Gather each line in the entries that includes the string "José".

Start Records supplied

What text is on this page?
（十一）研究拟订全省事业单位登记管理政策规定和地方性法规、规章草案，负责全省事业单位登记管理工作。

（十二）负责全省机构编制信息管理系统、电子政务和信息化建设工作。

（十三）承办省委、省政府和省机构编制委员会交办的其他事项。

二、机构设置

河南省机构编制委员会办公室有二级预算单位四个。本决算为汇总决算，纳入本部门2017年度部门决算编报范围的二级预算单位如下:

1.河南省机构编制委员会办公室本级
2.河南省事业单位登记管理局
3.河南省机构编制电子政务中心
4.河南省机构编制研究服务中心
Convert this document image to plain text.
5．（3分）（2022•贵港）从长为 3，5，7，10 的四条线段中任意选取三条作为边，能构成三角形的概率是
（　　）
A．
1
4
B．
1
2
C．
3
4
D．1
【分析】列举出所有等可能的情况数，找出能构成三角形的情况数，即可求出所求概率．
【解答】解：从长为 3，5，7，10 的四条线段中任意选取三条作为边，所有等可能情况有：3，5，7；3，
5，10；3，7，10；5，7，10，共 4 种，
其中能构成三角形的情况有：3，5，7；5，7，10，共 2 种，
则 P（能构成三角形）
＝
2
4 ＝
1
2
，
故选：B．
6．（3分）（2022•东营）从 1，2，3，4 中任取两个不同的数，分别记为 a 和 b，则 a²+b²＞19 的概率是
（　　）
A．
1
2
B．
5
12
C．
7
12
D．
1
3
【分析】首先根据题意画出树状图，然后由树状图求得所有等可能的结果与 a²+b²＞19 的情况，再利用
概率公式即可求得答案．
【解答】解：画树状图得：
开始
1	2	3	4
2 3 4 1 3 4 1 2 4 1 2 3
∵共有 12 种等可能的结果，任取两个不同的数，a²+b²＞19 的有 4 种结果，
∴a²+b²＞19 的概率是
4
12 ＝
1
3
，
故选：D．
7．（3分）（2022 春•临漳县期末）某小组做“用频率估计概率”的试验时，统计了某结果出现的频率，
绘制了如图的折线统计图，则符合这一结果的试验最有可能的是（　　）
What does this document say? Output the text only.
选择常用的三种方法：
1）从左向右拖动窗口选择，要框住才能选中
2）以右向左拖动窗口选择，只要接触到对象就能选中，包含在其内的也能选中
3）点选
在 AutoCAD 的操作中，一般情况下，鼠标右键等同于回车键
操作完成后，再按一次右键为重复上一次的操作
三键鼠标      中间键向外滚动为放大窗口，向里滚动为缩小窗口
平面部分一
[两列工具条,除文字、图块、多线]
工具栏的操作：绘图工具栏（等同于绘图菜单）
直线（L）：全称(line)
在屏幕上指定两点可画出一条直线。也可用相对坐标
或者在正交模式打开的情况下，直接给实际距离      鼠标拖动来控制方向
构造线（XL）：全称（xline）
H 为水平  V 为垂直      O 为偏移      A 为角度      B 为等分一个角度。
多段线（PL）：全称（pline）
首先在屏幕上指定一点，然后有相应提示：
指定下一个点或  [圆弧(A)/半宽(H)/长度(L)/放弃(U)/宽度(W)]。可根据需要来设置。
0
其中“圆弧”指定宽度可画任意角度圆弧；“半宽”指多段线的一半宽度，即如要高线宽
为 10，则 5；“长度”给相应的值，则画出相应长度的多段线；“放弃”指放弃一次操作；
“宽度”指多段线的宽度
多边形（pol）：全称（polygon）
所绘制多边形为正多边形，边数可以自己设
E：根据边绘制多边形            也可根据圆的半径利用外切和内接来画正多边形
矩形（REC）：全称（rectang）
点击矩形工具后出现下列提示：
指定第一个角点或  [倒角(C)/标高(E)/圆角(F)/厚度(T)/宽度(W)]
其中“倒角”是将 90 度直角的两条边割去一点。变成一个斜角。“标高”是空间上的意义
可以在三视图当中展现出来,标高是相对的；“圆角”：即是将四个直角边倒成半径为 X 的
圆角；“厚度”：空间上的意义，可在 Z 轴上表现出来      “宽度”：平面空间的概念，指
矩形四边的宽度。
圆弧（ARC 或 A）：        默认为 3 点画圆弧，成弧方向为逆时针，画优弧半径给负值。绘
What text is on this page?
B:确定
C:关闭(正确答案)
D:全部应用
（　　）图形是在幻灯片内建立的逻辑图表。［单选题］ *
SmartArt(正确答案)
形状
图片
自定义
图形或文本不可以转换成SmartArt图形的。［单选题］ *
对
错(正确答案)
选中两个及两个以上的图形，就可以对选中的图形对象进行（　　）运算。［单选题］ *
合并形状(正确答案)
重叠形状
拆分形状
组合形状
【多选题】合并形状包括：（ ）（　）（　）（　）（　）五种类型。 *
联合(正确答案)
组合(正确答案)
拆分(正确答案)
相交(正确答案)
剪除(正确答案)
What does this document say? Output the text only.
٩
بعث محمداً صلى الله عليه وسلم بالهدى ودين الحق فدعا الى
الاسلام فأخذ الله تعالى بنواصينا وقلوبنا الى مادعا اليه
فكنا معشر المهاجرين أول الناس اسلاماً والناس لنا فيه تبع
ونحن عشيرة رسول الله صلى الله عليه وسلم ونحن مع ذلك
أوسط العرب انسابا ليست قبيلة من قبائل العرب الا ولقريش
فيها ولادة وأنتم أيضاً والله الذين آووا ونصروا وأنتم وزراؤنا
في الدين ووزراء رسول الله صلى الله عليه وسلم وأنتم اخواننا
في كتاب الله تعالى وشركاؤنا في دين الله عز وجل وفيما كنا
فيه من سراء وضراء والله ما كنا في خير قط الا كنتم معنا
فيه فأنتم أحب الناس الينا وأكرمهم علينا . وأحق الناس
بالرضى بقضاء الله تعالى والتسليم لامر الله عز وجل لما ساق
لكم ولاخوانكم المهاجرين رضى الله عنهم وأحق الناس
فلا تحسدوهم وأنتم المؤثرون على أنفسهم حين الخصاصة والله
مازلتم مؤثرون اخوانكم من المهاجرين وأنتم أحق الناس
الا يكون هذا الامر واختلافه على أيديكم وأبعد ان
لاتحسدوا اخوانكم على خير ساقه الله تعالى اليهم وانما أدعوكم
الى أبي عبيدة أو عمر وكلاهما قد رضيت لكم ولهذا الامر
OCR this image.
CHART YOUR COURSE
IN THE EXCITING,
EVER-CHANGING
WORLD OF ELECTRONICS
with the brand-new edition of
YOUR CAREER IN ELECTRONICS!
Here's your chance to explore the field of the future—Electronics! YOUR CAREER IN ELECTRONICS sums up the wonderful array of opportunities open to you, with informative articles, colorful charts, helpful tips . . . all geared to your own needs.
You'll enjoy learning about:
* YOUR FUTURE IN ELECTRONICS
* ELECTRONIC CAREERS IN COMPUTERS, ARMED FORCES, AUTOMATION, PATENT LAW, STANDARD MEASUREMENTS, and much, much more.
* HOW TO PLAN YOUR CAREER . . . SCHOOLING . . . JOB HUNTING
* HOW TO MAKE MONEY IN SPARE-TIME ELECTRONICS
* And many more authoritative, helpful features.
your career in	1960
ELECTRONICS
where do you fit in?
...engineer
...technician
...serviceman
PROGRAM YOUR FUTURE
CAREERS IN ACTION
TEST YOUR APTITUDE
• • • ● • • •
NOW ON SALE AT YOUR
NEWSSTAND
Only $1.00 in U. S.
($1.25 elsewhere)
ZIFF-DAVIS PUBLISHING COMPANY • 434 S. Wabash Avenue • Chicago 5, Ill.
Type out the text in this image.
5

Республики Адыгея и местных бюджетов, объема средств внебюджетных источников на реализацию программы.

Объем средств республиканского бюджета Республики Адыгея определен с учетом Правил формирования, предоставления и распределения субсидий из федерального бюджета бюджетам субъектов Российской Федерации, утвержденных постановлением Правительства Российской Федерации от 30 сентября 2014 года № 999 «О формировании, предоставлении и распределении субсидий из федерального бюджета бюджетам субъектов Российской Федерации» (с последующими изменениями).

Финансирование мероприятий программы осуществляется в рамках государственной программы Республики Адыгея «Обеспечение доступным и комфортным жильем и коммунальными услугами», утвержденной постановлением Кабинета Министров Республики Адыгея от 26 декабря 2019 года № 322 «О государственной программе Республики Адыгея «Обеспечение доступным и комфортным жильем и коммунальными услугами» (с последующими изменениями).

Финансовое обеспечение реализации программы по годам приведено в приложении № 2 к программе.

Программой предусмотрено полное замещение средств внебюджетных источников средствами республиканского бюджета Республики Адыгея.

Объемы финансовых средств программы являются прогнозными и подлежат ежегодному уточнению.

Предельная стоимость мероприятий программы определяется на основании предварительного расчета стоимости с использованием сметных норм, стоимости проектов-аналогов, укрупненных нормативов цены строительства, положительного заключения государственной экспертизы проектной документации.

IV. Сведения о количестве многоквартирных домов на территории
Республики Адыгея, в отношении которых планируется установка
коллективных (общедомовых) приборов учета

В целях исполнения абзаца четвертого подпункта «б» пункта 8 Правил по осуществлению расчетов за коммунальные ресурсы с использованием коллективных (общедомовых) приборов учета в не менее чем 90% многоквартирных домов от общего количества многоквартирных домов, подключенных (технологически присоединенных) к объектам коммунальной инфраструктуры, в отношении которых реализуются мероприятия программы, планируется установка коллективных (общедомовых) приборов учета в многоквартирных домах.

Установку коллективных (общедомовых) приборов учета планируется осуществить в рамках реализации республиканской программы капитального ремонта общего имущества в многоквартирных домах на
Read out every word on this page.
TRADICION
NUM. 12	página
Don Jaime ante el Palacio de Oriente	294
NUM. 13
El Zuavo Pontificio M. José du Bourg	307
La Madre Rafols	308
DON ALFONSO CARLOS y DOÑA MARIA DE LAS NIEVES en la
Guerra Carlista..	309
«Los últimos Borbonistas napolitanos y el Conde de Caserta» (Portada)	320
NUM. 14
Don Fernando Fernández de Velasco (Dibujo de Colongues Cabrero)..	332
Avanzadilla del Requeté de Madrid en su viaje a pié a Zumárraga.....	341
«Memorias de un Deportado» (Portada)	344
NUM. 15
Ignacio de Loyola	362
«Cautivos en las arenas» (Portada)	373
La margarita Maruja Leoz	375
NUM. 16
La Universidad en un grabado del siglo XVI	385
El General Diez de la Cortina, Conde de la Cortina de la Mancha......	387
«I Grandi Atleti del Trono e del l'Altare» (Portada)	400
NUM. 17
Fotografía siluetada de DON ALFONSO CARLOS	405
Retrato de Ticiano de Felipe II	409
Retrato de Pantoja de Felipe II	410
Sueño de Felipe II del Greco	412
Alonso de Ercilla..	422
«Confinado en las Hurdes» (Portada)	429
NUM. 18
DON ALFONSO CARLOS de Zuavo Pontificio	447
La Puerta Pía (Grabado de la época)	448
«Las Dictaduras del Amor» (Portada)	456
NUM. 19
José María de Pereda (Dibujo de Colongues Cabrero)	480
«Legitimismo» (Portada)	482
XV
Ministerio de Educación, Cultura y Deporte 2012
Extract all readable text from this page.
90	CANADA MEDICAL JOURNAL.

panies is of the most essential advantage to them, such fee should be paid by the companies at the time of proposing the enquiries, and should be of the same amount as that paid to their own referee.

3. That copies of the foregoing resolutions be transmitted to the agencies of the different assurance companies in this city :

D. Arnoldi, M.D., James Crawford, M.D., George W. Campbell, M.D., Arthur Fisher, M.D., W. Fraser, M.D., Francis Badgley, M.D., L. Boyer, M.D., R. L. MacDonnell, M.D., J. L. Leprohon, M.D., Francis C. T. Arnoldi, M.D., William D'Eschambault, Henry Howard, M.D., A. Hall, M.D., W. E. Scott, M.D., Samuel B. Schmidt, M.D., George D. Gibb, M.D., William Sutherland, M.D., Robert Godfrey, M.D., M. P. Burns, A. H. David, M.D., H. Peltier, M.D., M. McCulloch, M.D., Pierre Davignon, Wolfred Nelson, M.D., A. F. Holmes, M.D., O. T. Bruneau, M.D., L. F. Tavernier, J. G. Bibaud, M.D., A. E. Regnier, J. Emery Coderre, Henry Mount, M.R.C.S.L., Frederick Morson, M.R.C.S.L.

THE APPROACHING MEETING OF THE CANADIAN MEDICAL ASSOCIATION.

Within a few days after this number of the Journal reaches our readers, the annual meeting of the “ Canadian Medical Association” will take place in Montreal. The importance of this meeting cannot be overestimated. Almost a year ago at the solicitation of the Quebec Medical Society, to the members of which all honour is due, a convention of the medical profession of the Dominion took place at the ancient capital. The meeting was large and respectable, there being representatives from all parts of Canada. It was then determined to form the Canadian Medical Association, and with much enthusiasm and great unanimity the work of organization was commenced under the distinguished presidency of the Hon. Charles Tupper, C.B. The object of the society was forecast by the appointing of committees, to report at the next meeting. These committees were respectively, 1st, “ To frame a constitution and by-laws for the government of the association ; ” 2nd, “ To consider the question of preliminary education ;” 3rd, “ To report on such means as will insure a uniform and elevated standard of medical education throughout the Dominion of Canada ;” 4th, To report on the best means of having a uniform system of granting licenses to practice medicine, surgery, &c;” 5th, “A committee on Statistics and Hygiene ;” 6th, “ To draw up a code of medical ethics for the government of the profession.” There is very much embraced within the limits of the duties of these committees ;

End Records supplied

### Completed task
El Zuavo Pontificio M. José du Bourg	307
José María de Pereda (Dibujo de Colongues Cabrero)	480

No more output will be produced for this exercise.